:: DATASET ENTRIES ::

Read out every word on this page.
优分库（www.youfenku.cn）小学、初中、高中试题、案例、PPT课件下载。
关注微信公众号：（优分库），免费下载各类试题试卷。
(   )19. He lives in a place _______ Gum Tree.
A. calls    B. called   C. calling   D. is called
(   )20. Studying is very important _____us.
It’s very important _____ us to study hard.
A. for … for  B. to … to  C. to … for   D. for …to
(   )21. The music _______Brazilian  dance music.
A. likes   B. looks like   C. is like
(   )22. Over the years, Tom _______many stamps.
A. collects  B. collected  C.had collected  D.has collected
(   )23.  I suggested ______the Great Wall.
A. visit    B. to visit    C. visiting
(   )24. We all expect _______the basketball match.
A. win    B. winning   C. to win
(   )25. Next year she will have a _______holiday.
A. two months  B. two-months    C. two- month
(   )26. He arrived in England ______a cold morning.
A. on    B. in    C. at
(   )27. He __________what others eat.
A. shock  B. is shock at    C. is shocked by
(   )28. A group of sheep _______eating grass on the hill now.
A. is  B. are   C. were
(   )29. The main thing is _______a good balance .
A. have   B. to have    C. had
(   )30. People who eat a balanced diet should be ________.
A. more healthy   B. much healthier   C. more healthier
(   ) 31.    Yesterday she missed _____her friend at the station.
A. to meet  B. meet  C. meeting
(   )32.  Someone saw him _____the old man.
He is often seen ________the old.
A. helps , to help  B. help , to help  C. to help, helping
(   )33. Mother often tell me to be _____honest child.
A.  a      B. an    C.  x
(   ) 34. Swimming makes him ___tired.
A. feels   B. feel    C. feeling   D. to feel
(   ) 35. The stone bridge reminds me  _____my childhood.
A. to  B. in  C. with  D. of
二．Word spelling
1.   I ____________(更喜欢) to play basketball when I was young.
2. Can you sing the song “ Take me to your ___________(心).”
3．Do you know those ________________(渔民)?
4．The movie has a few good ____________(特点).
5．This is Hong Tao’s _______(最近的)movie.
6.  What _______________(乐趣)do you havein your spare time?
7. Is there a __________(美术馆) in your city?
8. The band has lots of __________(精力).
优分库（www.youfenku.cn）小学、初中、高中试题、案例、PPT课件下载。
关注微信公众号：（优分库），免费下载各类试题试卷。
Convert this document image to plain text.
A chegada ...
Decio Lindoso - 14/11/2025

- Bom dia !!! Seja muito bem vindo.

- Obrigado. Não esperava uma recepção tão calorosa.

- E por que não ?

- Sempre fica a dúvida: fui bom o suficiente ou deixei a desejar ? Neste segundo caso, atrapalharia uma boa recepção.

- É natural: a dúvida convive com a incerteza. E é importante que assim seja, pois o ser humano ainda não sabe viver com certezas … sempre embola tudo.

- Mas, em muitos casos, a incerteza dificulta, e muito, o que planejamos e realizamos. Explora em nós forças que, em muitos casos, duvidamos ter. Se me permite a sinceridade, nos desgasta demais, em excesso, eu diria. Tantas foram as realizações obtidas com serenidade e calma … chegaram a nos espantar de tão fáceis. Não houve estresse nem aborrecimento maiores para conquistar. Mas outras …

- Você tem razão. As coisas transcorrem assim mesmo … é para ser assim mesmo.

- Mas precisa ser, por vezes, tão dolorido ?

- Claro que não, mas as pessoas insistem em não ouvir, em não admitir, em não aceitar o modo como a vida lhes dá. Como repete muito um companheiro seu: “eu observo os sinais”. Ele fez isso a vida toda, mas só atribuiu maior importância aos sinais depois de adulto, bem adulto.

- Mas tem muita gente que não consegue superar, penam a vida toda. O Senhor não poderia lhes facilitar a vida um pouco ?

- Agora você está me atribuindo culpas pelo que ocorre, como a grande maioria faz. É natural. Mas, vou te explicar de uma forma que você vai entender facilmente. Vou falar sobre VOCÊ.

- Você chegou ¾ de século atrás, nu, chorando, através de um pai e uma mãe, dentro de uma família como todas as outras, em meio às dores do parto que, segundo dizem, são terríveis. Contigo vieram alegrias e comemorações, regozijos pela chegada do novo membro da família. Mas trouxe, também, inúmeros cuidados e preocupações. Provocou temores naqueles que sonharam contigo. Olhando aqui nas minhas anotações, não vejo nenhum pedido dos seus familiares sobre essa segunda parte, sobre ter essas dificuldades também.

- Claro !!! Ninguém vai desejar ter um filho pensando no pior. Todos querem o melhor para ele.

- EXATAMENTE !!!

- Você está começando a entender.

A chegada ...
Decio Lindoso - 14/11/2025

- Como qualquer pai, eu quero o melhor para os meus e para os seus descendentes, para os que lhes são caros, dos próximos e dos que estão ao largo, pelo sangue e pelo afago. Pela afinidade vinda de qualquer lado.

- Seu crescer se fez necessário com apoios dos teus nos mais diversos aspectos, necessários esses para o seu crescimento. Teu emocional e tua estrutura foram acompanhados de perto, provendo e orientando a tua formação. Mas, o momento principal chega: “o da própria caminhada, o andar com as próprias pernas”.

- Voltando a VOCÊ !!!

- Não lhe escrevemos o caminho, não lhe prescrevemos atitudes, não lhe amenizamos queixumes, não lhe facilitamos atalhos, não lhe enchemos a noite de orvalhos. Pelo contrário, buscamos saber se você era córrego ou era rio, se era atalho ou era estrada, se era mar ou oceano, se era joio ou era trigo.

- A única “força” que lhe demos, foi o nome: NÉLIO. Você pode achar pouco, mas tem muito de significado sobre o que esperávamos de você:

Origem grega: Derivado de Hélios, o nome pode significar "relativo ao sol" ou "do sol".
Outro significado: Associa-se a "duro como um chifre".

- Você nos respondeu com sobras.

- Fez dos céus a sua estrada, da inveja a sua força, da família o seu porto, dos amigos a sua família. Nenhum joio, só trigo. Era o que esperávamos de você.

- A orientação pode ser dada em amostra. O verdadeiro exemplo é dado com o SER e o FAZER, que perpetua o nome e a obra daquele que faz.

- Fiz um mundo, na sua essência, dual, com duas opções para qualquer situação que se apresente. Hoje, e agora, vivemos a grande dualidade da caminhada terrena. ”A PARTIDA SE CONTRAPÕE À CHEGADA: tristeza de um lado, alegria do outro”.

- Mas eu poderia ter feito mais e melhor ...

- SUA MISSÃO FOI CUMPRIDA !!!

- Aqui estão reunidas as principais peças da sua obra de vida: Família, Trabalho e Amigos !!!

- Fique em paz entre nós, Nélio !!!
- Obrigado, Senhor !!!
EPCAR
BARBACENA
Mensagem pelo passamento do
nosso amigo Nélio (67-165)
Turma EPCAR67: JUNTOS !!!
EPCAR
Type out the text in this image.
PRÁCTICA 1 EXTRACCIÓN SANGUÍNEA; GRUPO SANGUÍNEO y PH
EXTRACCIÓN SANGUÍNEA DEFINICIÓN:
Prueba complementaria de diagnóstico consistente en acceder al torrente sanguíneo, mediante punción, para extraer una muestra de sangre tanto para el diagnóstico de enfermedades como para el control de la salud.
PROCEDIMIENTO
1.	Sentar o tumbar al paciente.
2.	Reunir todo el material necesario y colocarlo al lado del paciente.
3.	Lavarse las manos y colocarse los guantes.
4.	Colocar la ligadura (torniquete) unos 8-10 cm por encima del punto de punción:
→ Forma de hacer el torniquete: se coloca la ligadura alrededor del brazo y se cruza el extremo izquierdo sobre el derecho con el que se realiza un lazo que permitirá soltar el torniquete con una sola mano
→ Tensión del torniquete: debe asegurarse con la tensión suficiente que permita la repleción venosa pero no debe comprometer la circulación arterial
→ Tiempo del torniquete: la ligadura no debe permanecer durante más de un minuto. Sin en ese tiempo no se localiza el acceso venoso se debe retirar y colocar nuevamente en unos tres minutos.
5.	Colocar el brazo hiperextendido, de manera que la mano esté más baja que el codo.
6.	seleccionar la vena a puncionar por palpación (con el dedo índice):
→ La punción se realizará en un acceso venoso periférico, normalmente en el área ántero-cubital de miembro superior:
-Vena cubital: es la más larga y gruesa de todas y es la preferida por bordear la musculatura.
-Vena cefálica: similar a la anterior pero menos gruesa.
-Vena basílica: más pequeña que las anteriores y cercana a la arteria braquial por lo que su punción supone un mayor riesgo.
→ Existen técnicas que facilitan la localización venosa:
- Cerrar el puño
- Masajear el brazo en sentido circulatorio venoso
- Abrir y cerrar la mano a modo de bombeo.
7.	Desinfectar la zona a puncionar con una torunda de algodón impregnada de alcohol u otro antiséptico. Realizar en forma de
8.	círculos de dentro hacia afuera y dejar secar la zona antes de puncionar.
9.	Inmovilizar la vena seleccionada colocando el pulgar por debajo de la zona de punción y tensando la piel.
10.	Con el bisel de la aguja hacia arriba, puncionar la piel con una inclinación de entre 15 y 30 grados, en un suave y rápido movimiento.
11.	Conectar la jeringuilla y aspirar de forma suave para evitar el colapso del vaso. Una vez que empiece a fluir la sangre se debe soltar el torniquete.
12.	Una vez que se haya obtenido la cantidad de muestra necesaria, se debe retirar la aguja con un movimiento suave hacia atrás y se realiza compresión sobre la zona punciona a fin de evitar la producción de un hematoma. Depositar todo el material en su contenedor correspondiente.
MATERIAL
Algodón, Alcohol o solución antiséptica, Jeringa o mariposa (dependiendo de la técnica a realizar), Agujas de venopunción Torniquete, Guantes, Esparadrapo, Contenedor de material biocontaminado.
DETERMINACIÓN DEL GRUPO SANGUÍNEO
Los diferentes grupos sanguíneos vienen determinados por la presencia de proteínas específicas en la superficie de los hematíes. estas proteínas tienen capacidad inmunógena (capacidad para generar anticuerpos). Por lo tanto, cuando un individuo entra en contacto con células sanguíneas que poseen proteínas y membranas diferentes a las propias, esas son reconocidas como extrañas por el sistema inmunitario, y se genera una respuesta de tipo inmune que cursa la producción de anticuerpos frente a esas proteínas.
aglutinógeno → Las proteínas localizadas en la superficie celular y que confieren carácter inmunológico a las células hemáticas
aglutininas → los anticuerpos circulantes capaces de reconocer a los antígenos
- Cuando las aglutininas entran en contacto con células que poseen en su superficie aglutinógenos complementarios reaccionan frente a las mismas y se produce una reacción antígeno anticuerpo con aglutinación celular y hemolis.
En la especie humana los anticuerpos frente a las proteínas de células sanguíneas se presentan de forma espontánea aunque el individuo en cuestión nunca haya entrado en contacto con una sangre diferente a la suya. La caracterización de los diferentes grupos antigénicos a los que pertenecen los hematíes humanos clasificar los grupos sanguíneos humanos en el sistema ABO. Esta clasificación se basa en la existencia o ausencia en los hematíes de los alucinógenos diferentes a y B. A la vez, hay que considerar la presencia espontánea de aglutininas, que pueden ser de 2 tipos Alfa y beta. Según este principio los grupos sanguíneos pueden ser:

:: YOUR GOAL ::
Work out how many lines of the data above contain the string "movie" and give the number alone.

:: SOLUTION TO THE PROBLEM ::
2